During the quarter ended June 30, 2009, Domestic customers represented approximately 77% of total net revenues. Foreign customers represented approximately 23% of total net revenues. No sales to a single customer comprised 10% or more of the Company's product sales. Revenues from foreign countries during the second quarter of 2009 consist primarily of revenues from Mexico, Peru and Canada.
The accounting policies of the segments are the same as those described in the summary of significant accounting policies, Note 1. Management evaluates performance based on net revenues and operating expenses. Administrative functions such as finance and information systems are centralized. However, where applicable, portions of the administrative function expenses are allocated between the operating segments. The operating segments share the same manufacturing and distributing facilities. Costs of operating the manufacturing plant, equipment, inventory, and accounts receivable are allocated directly to each segment.

Provided information:
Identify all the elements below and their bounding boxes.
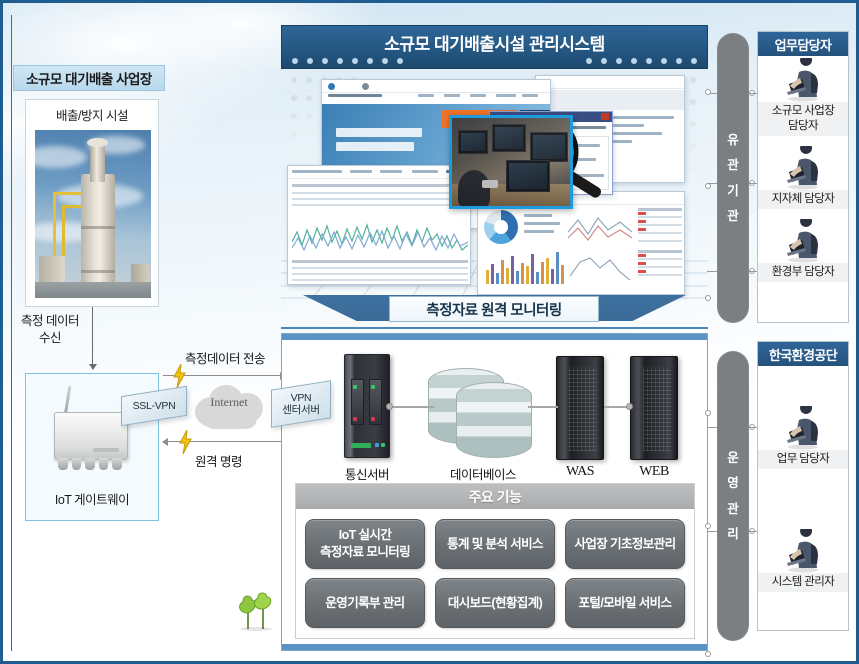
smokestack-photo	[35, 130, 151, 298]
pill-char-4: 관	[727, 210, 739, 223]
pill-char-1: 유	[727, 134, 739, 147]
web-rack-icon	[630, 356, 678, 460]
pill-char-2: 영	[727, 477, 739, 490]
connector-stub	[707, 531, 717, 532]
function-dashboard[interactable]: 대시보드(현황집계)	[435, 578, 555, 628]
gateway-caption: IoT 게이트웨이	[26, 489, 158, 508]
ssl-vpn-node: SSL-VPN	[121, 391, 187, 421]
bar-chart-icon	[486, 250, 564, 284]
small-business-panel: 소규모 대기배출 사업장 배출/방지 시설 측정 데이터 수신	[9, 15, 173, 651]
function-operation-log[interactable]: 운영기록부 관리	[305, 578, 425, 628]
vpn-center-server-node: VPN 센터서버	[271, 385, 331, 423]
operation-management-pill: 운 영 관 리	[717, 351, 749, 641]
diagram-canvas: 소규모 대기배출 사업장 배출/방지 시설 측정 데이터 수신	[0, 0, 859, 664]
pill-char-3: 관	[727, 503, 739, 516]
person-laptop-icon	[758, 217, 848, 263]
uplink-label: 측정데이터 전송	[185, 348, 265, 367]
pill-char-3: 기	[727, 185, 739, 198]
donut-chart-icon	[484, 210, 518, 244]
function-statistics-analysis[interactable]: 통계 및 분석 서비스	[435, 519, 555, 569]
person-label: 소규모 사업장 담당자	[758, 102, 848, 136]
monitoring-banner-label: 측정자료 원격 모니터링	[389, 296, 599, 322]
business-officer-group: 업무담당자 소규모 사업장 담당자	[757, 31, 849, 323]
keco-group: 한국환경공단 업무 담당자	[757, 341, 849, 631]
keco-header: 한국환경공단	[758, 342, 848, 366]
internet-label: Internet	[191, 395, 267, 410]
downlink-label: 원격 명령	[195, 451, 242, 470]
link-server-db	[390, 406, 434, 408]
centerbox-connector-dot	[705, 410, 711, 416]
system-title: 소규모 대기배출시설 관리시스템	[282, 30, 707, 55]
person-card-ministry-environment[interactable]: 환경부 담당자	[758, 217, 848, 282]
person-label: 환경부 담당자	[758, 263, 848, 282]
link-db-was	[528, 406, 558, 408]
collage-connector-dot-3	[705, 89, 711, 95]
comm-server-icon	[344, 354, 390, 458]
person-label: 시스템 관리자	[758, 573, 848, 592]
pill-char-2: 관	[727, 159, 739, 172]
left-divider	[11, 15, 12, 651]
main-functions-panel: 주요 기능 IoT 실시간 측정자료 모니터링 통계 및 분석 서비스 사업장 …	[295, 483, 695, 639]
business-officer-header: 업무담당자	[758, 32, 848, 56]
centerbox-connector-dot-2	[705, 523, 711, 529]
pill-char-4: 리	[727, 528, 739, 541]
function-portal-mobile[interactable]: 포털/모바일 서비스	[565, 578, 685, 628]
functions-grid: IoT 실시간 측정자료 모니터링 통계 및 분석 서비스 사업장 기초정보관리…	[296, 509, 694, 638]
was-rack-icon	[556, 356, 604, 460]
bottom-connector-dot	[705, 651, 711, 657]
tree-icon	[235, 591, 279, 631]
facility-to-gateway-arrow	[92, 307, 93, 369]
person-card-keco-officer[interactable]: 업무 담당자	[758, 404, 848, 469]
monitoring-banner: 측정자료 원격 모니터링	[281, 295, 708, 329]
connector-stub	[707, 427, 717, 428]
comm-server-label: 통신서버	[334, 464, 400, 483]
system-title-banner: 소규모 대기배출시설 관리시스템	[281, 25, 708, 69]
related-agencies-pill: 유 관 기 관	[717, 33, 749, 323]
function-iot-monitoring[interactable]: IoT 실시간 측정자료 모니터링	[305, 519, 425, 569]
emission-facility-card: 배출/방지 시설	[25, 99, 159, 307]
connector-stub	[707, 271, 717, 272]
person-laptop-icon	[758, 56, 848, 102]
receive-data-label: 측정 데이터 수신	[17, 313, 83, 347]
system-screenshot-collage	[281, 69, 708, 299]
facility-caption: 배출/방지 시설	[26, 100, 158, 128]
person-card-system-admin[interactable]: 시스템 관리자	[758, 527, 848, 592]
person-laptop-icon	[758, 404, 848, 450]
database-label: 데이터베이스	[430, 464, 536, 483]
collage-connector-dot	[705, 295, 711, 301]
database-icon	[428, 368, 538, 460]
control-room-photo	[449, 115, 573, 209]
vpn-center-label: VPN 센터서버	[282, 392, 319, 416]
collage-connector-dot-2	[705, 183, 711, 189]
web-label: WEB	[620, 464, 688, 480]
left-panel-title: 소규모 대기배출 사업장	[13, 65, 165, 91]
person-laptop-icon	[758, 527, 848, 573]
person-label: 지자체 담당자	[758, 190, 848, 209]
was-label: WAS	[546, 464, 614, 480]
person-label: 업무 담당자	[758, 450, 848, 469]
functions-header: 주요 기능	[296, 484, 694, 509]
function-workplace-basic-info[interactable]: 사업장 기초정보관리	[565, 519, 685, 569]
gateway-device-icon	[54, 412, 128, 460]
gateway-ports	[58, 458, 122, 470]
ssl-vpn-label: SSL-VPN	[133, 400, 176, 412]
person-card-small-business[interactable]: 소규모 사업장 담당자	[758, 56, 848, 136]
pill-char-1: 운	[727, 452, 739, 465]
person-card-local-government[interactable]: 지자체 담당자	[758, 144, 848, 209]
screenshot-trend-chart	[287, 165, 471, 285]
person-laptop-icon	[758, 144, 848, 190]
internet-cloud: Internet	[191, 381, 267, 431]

What is asked:
1. Revise the revenue and segment passage, giving everything from "During the quarter" down to "Peru and Canada." again with "Foreign customers" changed to "International customers".
2. Answer these questions from the revenue and segment passage:
(a) About what share of total net revenues came from domestic customers in the quarter ended June 30, 2009?
(b) On what basis does management evaluate performance?
(c) Which administrative functions are named as centralized?
3. Pick up the revenue and segment passage after its final sentence and continue it.

Expected answers:
1.
During the quarter ended June 30, 2009, Domestic customers represented approximately 77% of total net revenues. International customers represented approximately 23% of total net revenues. No sales to a single customer comprised 10% or more of the Company's product sales. Revenues from foreign countries during the second quarter of 2009 consist primarily of revenues from Mexico, Peru and Canada.

2.
(a) Approximately 77%.
(b) Net revenues and operating expenses.
(c) Finance and information systems.

3.
7
NOTE 7 - CASH DISTRIBUTION
On June 6, 2008, the Company declared a one-time, non-cumulative, cash distribution to shareholders of record as of June 23, 2008, of $0.02 per share of common stock, with a payable date of July 18, 2008. The payment of the cash distribution was completed by July 18, 2008. For the quarter ended June 30, 2008, the Company recognized a current liability in the amount of $103,173, reflecting the total dollar value of the cash distribution. The Company did not declare a cash distribution for 2009.
8
Item 2. Managements Discussion and Analysis of Financial Condition and Results of Operations.
MANAGEMENT'S DISCUSSION AND ANALYSIS OF FINANCIAL
CONDITION AND RESULTS OF OPERATION
Managements discussion and analysis is intended to be read in conjunction with the Companys unaudited financial statements and the integral notes thereto for the quarter ending June 30, 2009. The following statements may be forward looking in nature and actual results may differ materially.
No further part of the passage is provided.